++++ Supplied entries
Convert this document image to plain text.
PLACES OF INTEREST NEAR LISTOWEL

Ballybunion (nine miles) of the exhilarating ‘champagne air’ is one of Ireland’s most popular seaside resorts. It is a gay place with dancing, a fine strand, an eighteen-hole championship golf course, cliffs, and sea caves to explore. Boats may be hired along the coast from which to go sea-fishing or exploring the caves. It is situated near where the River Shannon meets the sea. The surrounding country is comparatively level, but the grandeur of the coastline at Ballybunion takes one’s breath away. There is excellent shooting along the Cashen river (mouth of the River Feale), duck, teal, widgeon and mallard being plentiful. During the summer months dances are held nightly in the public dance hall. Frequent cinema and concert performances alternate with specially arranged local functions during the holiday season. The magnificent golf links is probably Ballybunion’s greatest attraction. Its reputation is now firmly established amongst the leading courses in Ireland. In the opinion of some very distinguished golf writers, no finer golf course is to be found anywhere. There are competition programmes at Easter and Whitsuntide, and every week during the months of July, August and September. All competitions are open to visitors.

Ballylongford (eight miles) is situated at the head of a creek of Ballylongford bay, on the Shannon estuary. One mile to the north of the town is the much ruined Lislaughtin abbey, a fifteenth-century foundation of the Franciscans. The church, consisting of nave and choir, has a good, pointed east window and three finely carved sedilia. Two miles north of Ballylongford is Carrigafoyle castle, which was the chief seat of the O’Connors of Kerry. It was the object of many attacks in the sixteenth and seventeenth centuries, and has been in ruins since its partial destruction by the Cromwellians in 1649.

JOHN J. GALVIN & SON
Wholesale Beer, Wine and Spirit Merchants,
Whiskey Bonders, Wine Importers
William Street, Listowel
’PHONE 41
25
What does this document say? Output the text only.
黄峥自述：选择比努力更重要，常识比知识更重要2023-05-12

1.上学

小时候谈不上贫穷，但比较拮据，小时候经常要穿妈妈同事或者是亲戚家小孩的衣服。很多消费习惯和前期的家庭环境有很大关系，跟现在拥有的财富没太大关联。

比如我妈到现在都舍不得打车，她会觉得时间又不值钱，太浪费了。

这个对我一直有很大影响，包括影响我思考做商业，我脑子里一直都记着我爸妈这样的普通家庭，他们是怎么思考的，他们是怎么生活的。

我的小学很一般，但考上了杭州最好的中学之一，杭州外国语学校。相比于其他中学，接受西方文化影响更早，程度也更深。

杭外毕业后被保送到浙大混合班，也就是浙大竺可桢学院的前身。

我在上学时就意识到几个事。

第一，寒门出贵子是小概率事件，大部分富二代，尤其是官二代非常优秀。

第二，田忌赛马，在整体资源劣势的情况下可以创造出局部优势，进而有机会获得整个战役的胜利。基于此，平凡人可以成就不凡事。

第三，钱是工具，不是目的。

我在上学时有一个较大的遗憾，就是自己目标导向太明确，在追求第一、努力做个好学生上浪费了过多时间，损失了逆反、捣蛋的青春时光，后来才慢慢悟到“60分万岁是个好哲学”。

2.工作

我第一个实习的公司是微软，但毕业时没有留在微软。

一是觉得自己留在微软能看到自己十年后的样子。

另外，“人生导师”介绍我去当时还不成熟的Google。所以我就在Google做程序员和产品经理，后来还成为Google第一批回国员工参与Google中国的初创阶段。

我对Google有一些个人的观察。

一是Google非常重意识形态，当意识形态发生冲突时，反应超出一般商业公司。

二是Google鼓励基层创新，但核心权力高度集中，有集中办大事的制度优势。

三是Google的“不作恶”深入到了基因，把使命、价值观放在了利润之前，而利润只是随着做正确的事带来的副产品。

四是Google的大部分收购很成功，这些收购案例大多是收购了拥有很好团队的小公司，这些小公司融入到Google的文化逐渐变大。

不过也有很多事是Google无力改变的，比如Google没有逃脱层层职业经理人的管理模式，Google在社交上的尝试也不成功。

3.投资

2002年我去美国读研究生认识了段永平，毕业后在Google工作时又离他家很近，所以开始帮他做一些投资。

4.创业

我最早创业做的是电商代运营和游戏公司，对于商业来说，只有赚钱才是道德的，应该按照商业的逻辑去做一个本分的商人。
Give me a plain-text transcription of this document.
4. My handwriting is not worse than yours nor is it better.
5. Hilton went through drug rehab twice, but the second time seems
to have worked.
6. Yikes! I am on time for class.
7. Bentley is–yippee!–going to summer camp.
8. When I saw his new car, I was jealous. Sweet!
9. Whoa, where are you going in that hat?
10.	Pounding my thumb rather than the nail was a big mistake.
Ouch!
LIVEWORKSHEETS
++++++++
++++ Supplied entries
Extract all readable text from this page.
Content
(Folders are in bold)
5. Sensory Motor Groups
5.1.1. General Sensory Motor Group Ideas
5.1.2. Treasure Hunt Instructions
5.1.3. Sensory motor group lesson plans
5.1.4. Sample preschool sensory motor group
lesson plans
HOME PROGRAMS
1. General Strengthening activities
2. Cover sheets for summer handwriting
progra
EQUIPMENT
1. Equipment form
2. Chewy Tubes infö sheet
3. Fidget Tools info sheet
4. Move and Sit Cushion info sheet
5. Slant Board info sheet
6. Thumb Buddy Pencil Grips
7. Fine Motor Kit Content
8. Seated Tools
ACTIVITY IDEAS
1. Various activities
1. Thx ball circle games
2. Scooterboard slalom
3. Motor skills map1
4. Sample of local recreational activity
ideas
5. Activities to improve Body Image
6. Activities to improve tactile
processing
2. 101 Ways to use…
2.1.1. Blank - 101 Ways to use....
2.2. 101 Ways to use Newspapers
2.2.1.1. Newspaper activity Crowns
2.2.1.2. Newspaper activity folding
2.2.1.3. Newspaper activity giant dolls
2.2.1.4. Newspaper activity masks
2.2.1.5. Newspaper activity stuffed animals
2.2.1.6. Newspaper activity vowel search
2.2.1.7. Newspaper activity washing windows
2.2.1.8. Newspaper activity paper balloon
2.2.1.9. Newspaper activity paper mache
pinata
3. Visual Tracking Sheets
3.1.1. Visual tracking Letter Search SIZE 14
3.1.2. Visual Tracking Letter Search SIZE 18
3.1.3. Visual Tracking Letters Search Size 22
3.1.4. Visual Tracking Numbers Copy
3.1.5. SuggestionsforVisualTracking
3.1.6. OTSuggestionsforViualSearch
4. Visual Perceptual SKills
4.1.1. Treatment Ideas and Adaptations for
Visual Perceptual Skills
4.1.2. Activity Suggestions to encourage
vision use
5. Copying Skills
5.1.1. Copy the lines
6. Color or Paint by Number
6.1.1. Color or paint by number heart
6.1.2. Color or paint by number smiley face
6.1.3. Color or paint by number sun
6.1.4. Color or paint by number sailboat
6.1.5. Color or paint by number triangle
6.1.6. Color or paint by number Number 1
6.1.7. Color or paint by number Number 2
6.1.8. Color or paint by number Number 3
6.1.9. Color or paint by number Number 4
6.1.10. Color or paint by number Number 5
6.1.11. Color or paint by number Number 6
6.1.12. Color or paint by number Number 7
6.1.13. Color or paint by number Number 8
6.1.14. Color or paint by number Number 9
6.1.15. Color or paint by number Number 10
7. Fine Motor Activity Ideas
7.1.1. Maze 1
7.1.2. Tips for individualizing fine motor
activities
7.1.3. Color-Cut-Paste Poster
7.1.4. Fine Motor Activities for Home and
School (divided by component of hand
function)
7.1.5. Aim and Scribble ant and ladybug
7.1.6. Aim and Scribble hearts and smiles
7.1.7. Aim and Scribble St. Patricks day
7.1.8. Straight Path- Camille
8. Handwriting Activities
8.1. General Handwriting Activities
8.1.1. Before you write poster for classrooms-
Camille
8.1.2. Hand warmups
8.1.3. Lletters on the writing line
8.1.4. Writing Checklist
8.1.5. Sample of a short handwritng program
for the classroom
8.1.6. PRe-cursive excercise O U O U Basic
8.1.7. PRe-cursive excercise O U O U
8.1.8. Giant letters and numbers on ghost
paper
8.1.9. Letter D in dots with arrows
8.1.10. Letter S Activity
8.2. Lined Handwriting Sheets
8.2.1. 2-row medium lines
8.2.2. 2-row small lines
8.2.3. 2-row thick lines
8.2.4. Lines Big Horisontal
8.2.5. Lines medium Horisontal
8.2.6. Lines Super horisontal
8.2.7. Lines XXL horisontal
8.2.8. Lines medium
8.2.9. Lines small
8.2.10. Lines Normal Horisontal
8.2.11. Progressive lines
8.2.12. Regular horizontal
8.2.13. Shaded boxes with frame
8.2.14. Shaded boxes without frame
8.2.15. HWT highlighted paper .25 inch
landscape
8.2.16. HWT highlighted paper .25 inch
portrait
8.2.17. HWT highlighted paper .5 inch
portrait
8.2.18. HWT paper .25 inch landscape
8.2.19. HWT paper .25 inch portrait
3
++++++++
++++ Supplied entries
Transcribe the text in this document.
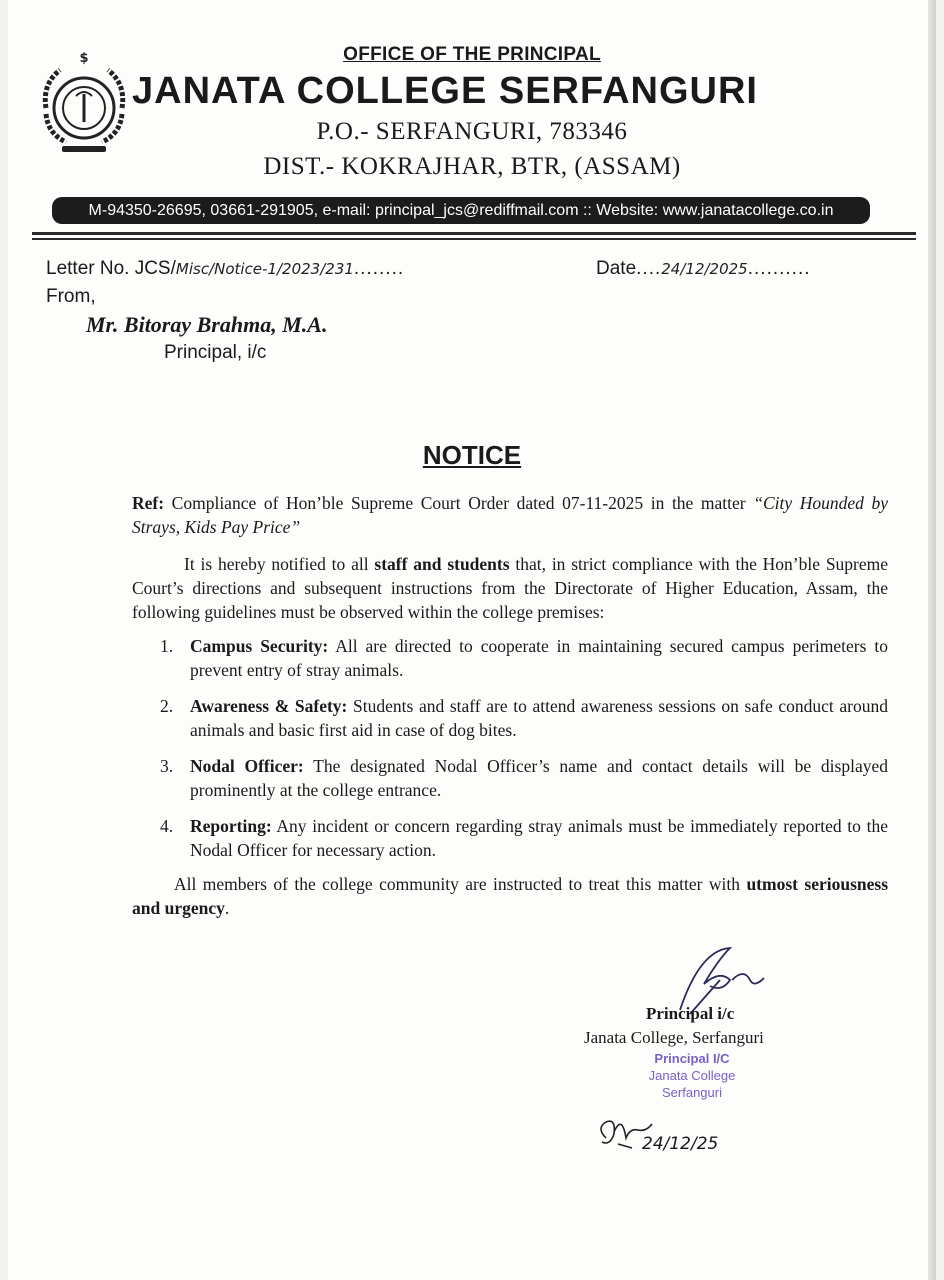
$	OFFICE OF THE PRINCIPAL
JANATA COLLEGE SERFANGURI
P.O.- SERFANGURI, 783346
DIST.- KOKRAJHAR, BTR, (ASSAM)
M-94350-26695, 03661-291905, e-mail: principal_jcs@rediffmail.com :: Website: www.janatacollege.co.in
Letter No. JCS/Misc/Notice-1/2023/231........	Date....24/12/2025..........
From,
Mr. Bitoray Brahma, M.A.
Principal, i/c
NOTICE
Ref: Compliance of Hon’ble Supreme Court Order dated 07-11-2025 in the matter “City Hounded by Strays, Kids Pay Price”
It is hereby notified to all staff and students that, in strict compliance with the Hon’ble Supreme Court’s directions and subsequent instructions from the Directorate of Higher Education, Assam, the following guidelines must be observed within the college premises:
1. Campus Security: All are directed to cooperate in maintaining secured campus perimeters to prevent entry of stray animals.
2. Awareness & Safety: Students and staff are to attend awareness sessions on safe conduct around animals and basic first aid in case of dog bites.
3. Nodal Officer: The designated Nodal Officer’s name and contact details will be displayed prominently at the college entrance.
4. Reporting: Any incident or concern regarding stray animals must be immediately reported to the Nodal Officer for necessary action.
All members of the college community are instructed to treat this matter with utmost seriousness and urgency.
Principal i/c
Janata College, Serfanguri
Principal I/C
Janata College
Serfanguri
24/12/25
++++++++
▶ _Problem details_
Report each line in the preceding entries that holds the string "excercise".

▶ _Answer to the task_
8.1.6. PRe-cursive excercise O U O U Basic
8.1.7. PRe-cursive excercise O U O U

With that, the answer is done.